** start **

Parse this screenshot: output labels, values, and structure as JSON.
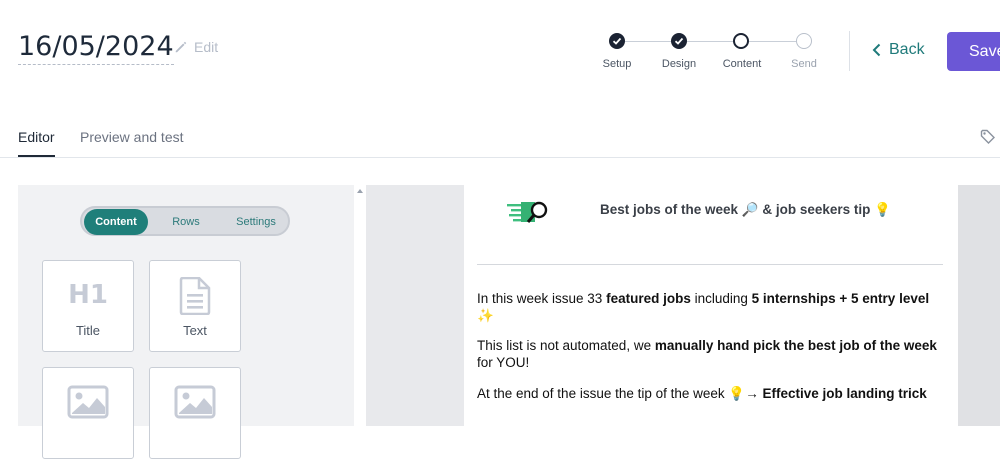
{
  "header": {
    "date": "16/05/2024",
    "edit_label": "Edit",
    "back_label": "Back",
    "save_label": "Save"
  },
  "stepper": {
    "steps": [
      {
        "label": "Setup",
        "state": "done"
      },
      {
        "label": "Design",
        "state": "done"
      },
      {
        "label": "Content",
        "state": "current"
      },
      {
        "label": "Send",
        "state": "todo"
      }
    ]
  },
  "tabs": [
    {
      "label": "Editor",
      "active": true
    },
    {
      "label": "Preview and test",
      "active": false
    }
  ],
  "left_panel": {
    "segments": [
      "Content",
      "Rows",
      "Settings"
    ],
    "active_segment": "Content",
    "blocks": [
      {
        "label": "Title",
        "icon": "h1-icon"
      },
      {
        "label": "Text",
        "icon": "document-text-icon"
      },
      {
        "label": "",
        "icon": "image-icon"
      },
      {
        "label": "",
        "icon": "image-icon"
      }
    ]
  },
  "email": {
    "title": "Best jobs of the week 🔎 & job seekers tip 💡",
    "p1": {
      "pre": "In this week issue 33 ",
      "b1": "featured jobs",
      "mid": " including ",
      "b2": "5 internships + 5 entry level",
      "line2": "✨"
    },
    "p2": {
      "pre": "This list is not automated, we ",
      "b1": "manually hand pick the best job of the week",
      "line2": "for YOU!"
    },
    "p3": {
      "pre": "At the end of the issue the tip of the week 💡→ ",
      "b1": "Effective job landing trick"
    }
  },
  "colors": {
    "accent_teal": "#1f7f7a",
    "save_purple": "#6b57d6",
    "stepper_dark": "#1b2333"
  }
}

** end **

▶ TASK STATEMENT
Output the entries above exactly, without their pictures.

▶ RESPONSE
Parse this screenshot: output labels, values, and structure as JSON.
{
  "header": {
    "date": "16/05/2024",
    "edit_label": "Edit",
    "back_label": "Back",
    "save_label": "Save"
  },
  "stepper": {
    "steps": [
      {
        "label": "Setup",
        "state": "done"
      },
      {
        "label": "Design",
        "state": "done"
      },
      {
        "label": "Content",
        "state": "current"
      },
      {
        "label": "Send",
        "state": "todo"
      }
    ]
  },
  "tabs": [
    {
      "label": "Editor",
      "active": true
    },
    {
      "label": "Preview and test",
      "active": false
    }
  ],
  "left_panel": {
    "segments": [
      "Content",
      "Rows",
      "Settings"
    ],
    "active_segment": "Content",
    "blocks": [
      {
        "label": "Title",
        "icon": "h1-icon"
      },
      {
        "label": "Text",
        "icon": "document-text-icon"
      },
      {
        "label": "",
        "icon": "image-icon"
      },
      {
        "label": "",
        "icon": "image-icon"
      }
    ]
  },
  "email": {
    "title": "Best jobs of the week 🔎 & job seekers tip 💡",
    "p1": {
      "pre": "In this week issue 33 ",
      "b1": "featured jobs",
      "mid": " including ",
      "b2": "5 internships + 5 entry level",
      "line2": "✨"
    },
    "p2": {
      "pre": "This list is not automated, we ",
      "b1": "manually hand pick the best job of the week",
      "line2": "for YOU!"
    },
    "p3": {
      "pre": "At the end of the issue the tip of the week 💡→ ",
      "b1": "Effective job landing trick"
    }
  },
  "colors": {
    "accent_teal": "#1f7f7a",
    "save_purple": "#6b57d6",
    "stepper_dark": "#1b2333"
  }
}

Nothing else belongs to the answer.